#### What the exercise asks
Check each line of the listing, and copy it if it contains the word "uzupełniająca".

** start Input rows **

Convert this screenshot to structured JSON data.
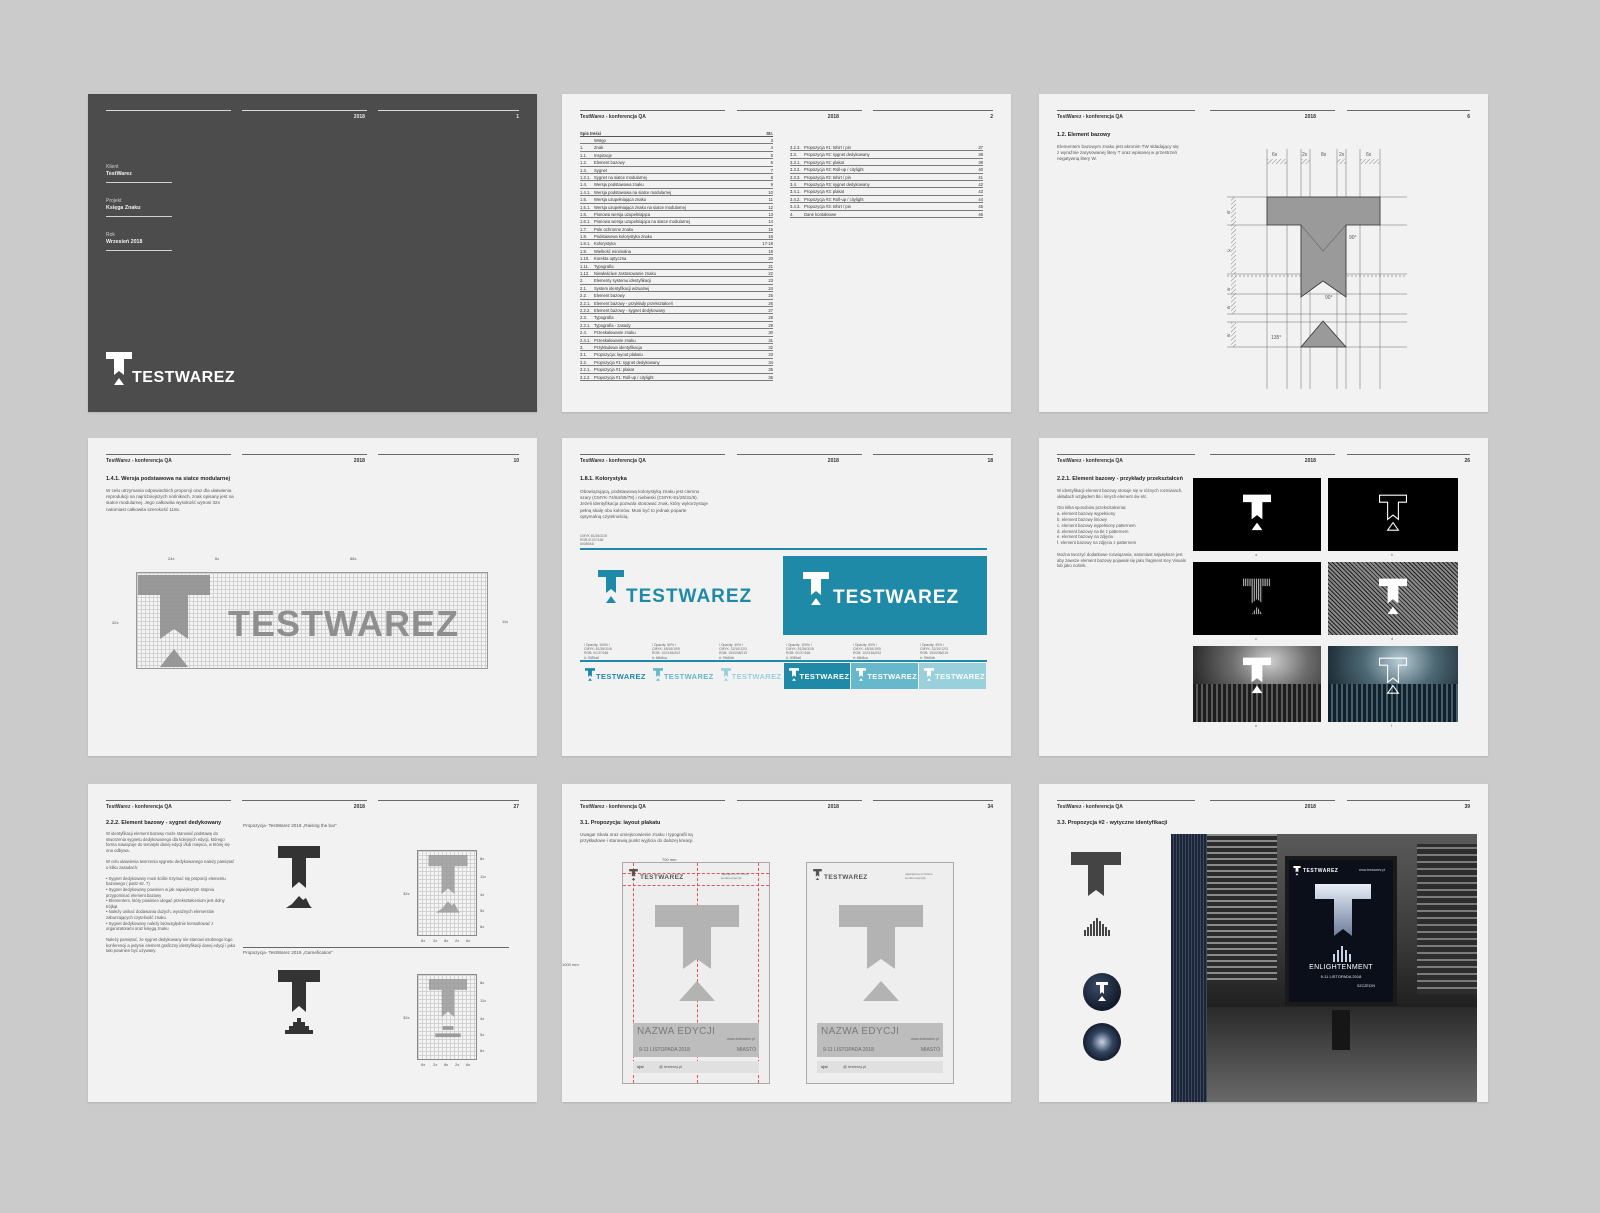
{
  "colors": {
    "background": "#cbcbcb",
    "page": "#f2f2f2",
    "cover": "#4c4c4c",
    "brand_teal": "#1e8aa8",
    "grey_mark": "#8f8f8f"
  },
  "cover": {
    "year": "2018",
    "page": "1",
    "client_label": "Klient",
    "client_value": "TestWarez",
    "project_label": "Projekt",
    "project_value": "Księga Znaku",
    "date_label": "Rok",
    "date_value": "Wrzesień 2018",
    "brand": "TESTWAREZ"
  },
  "toc_page": {
    "title": "TestWarez - konferencja QA",
    "year": "2018",
    "page": "2",
    "header_left": "Spis treści",
    "header_right": "Str.",
    "col1": [
      {
        "n": "",
        "l": "Wstęp",
        "p": "3"
      },
      {
        "n": "1.",
        "l": "Znak",
        "p": "4"
      },
      {
        "n": "1.1.",
        "l": "Inspiracje",
        "p": "5"
      },
      {
        "n": "1.2.",
        "l": "Element bazowy",
        "p": "6"
      },
      {
        "n": "1.3.",
        "l": "Sygnet",
        "p": "7"
      },
      {
        "n": "1.3.1.",
        "l": "Sygnet na siatce modularnej",
        "p": "8"
      },
      {
        "n": "1.4.",
        "l": "Wersja podstawowa znaku",
        "p": "9"
      },
      {
        "n": "1.4.1.",
        "l": "Wersja podstawowa na siatce modularnej",
        "p": "10"
      },
      {
        "n": "1.5.",
        "l": "Wersja uzupełniająca znaku",
        "p": "11"
      },
      {
        "n": "1.5.1.",
        "l": "Wersja uzupełniająca znaku na siatce modularnej",
        "p": "12"
      },
      {
        "n": "1.6.",
        "l": "Pionowa wersja uzupełniająca",
        "p": "13"
      },
      {
        "n": "1.6.1.",
        "l": "Pionowa wersja uzupełniająca na siatce modularnej",
        "p": "14"
      },
      {
        "n": "1.7.",
        "l": "Pole ochronne znaku",
        "p": "15"
      },
      {
        "n": "1.8.",
        "l": "Podstawowa kolorystyka znaku",
        "p": "16"
      },
      {
        "n": "1.8.1.",
        "l": "Kolorystyka",
        "p": "17-18"
      },
      {
        "n": "1.9.",
        "l": "Wielkość minimalna",
        "p": "19"
      },
      {
        "n": "1.10.",
        "l": "Korekta optyczna",
        "p": "20"
      },
      {
        "n": "1.11.",
        "l": "Typografia",
        "p": "21"
      },
      {
        "n": "1.12.",
        "l": "Niewłaściwe zastosowanie znaku",
        "p": "22"
      },
      {
        "n": "2.",
        "l": "Elementy systemu identyfikacji",
        "p": "23"
      },
      {
        "n": "2.1.",
        "l": "System identyfikacji wizualnej",
        "p": "24"
      },
      {
        "n": "2.2.",
        "l": "Element bazowy",
        "p": "25"
      },
      {
        "n": "2.2.1.",
        "l": "Element bazowy - przykłady przekształceń",
        "p": "26"
      },
      {
        "n": "2.2.2.",
        "l": "Element bazowy - sygnet dedykowany",
        "p": "27"
      },
      {
        "n": "2.3.",
        "l": "Typografia",
        "p": "28"
      },
      {
        "n": "2.3.1.",
        "l": "Typografia - zasady",
        "p": "29"
      },
      {
        "n": "2.4.",
        "l": "Przeskalowanie znaku",
        "p": "30"
      },
      {
        "n": "2.4.1.",
        "l": "Przeskalowanie znaku",
        "p": "31"
      },
      {
        "n": "3.",
        "l": "Przykładowa identyfikacja",
        "p": "32"
      },
      {
        "n": "3.1.",
        "l": "Propozycja: layout plakatu",
        "p": "33"
      },
      {
        "n": "3.2.",
        "l": "Propozycja #1: sygnet dedykowany",
        "p": "34"
      },
      {
        "n": "3.2.1.",
        "l": "Propozycja #1: plakat",
        "p": "35"
      },
      {
        "n": "3.2.2.",
        "l": "Propozycja #1: Roll-up / citylight",
        "p": "36"
      }
    ],
    "col2": [
      {
        "n": "3.2.3.",
        "l": "Propozycja #1: tshirt / pin",
        "p": "37"
      },
      {
        "n": "3.3.",
        "l": "Propozycja #2: sygnet dedykowany",
        "p": "38"
      },
      {
        "n": "3.3.1.",
        "l": "Propozycja #2: plakat",
        "p": "39"
      },
      {
        "n": "3.3.2.",
        "l": "Propozycja #2: Roll-up / citylight",
        "p": "40"
      },
      {
        "n": "3.3.3.",
        "l": "Propozycja #2: tshirt / pin",
        "p": "41"
      },
      {
        "n": "3.4.",
        "l": "Propozycja #3: sygnet dedykowany",
        "p": "42"
      },
      {
        "n": "3.4.1.",
        "l": "Propozycja #3: plakat",
        "p": "43"
      },
      {
        "n": "3.4.2.",
        "l": "Propozycja #3: Roll-up / citylight",
        "p": "44"
      },
      {
        "n": "3.4.3.",
        "l": "Propozycja #3: tshirt / pin",
        "p": "45"
      },
      {
        "n": "4.",
        "l": "Dane kontaktowe",
        "p": "46"
      }
    ]
  },
  "element_page": {
    "title": "TestWarez - konferencja QA",
    "year": "2018",
    "page": "6",
    "heading": "1.2. Element bazowy",
    "text": "Elementem bazowym znaku jest akronim TW składający się z wyraźnie zarysowanej litery T oraz wpisanej w przestrzeń negatywną litery W.",
    "dims_top": [
      "6x",
      "2x",
      "8x",
      "2x",
      "6x"
    ],
    "dims_left": [
      "8x",
      "11x",
      "4x",
      "5x",
      "6x"
    ],
    "angles": [
      "90°",
      "90°",
      "135°"
    ]
  },
  "grid_page": {
    "title": "TestWarez - konferencja QA",
    "year": "2018",
    "page": "10",
    "heading": "1.4.1. Wersja podstawowa na siatce modularnej",
    "text": "W celu utrzymania odpowiednich proporcji oraz dla ułatwienia reprodukcji na najróżniejszych nośnikach, znak opisany jest na siatce modularnej. Jego całkowita wysokość wynosi 32x natomiast całkowita szerokość 118x.",
    "dims": [
      "24x",
      "6x",
      "88x",
      "32x",
      "11x"
    ],
    "wordmark": "TESTWAREZ"
  },
  "color_page": {
    "title": "TestWarez - konferencja QA",
    "year": "2018",
    "page": "18",
    "heading": "1.8.1. Kolorystyka",
    "text": "Obowiązującą, podstawową kolorystyką znaku jest ciemno szary (CMYK-74/64/59/78) i niebieski (CMYK-81/26/31/8). Jeżeli identyfikacja pozwala stosować znak, który wykorzystuje pełną skalę obu kolorów. Musi być to jednak poparte optymalną czytelnością.",
    "spec": "CMYK 81/26/31/8\nRGB 0/137/166\n#0089A6",
    "wordmark": "TESTWAREZ",
    "tint_labels": [
      "/ Opacity: 100% /\nCMYK: 81/26/31/8\nRGB: 0/137/166\n#: 0089a6",
      "/ Opacity: 60% /\nCMYK: 48/16/19/5\nRGB: 102/184/202\n#: 66b8ca",
      "/ Opacity: 40% /\nCMYK: 32/10/12/3\nRGB: 153/208/219\n#: 99d0db",
      "/ Opacity: 100% /\nCMYK: 81/26/31/8\nRGB: 0/137/166\n#: 0089a6",
      "/ Opacity: 60% /\nCMYK: 48/16/19/5\nRGB: 102/184/202\n#: 66b8ca",
      "/ Opacity: 40% /\nCMYK: 32/10/12/3\nRGB: 153/208/219\n#: 99d0db"
    ]
  },
  "examples_page": {
    "title": "TestWarez - konferencja QA",
    "year": "2018",
    "page": "26",
    "heading": "2.2.1. Element bazowy - przykłady przekształceń",
    "text": "W identyfikacji element bazowy stosuje się w różnych rozmiarach, układach względem tła i innych element ów etc.\n\nOto kilka sposobów przekształcenia:\na. element bazowy wypełniony\nb. element bazowy liniowy\nc. element bazowy wypełniony patternem\nd. element bazowy na tle z patternem\ne. element bazowy na zdjęciu\nf. element bazowy na zdjęciu z patternem\n\nMożna tworzyć dodatkowe rozwiązania, natomiast największe jest aby zawsze element bazowy pojawiał się jako fragment Key Visuals lub jako nośnik.",
    "captions": [
      "a",
      "b",
      "c",
      "d",
      "e",
      "f"
    ]
  },
  "sygnet_page": {
    "title": "TestWarez - konferencja QA",
    "year": "2018",
    "page": "27",
    "heading": "2.2.2. Element bazowy - sygnet dedykowany",
    "text": "W identyfikacji element bazowy może stanowić podstawę do stworzenia sygnetu dedykowanego dla kolejnych edycji, którego forma nawiązuje do tematyki danej edycji i/lub miejsca, w której się ona odbywa.\n\nW celu ułatwienia tworzenia sygnetu dedykowanego należy pamiętać o kilku zasadach:\n\n• Sygnet dedykowany musi ściśle trzymać się proporcji elementu bazowego ( patrz str. 7)\n• Sygnet dedykowany powinien w jak największym stopniu przypominać element bazowy\n• Elementem, który powinien ulegać przekształceniom jest dolny trójkąt\n• Należy unikać dodawania dużych, wyraźnych elementów zaburzających czytelność znaku\n• Sygnet dedykowany należy bezwzględnie konsultować z organizatorami oraz księgą znaku\n\nNależy pamiętać, że sygnet dedykowany nie stanowi osobnego logo konferencji a jedynie element graficzny identyfikacji danej edycji i jako taki powinien być używany.",
    "proposal1": "Propozycja- TestWarez 2018 „Raising the bar”",
    "proposal2": "Propozycja- TestWarez 2019 „Gamefication”",
    "dims_h": [
      "6x",
      "2x",
      "8x",
      "2x",
      "6x"
    ],
    "dims_v": [
      "8x",
      "11x",
      "4x",
      "5x",
      "6x"
    ],
    "dim_total": "32x"
  },
  "poster_page": {
    "title": "TestWarez - konferencja QA",
    "year": "2018",
    "page": "34",
    "heading": "3.1. Propozycja: layout plakatu",
    "text": "Uwaga! Skala oraz umiejscowienie znaku i typografii są przykładowe i stanowią punkt wyjścia do dalszej kreacji.",
    "width_label": "700 mm",
    "height_label": "1000 mm",
    "brand": "TESTWAREZ",
    "subtitle": "największa w Polsce konferencja QA",
    "edition": "NAZWA EDYCJI",
    "url": "www.testwarez.pl",
    "date": "9-11 LISTOPADA 2018",
    "city": "MIASTO",
    "sponsor": "sjsi",
    "partner": "@ testerzy.pl"
  },
  "proposal_page": {
    "title": "TestWarez - konferencja QA",
    "year": "2018",
    "page": "39",
    "heading": "3.3. Propozycja #2 - wytyczne identyfikacji",
    "poster_brand": "TESTWAREZ",
    "poster_title": "ENLIGHTENMENT",
    "poster_date": "9-11 LISTOPADA 2018",
    "poster_city": "SZCZECIN",
    "poster_url": "www.testwarez.pl"
  }
}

** end Input rows **

#### Solution for this problem
        "l": "Wersja uzupełniająca znaku",
        "l": "Wersja uzupełniająca znaku na siatce modularnej",
        "l": "Pionowa wersja uzupełniająca",
        "l": "Pionowa wersja uzupełniająca na siatce modularnej",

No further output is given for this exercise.